I've been an artist for as long as I can remember. My career in CG/gaming started 18 years ago by knowing someone in the online casino industry. They were impressed with my traditional art skills with drawing and painting and I was able to basically learn 3D modeling on the job.

 

  1. What did you do to prepare for this occupation?

 

A life time of drawing and painting almost every single day and a passion for gaming ever since early childhood

 

  1. What can I do to prepare for this occupation?

 

Try things. Don't be afraid to fail. Find out what you're REALLY good at which will line up with where your passion is. Practice, practice, practice and refine your skills. Learn how to present yourself and your work well. Never spread yourself thin by trying to be good at too many things.

 

  1. What is the most important thing you learned during your formal training related to this occupation?

 

That I will never stop learning.

 

  1. Knowing what you know now, would you choose the same job again?

 

Absolutely. I love what I do. I love being able to express my creativity on a daily basis and work with other amazing creative people.

 

  1. What skills are necessary for this occupation?

 

It all depends on what discipline you want to go for. A passion for games and collaborating with creative people is a good place to start.

 

  1. Describe what you do in a typical day.

 

As an Art Director, much of my time is spent with the art team on the floor and in formal art reviews providing feedback and direction. Managing the art teams and collaborating with the design and technology groups make up a typical day. When I'm not on the floor, I can be found at my desk establishing the art vision for the game so that any feedback and direction I provide comes from a solid foundation.

→ SOURCE MATERIAL:
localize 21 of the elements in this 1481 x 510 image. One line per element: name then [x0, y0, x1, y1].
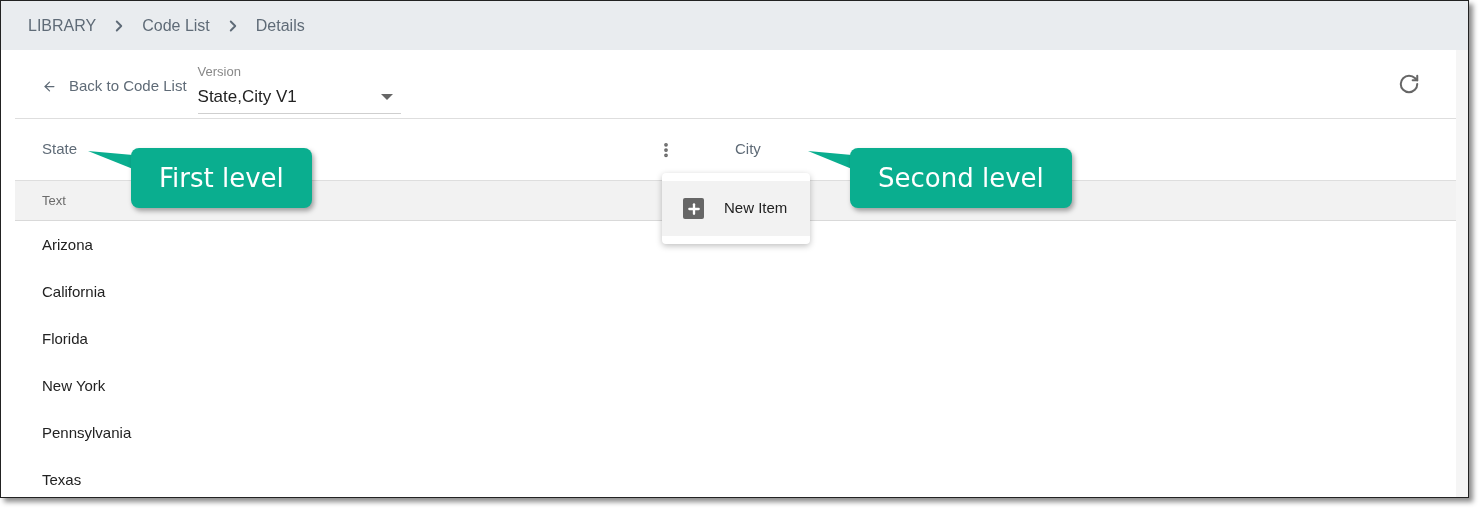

→ WHAT THIS EXERCISE ASKS:
a. Output the passage of the interview between "1. Knowing what" and "necessary for this occupation?", inclusive, copied word for word.
b. For each statement, give yes or no for whether it agrees with the interview, and quote the words of the interview that decide it. (i) The interviewee's career in CG/gaming began 18 years ago. (ii) The interviewee learned 3D modeling in a formal program before being hired. (iii) The interviewee would choose the same job again.

→ THE SOLUTIONS:
a.
1. Knowing what you know now, would you choose the same job again?

 

Absolutely. I love what I do. I love being able to express my creativity on a daily basis and work with other amazing creative people.

 

  1. What skills are necessary for this occupation?

b.
(i) Yes: "My career in CG/gaming started 18 years ago"
(ii) No: "I was able to basically learn 3D modeling on the job"
(iii) Yes: "Absolutely. I love what I do."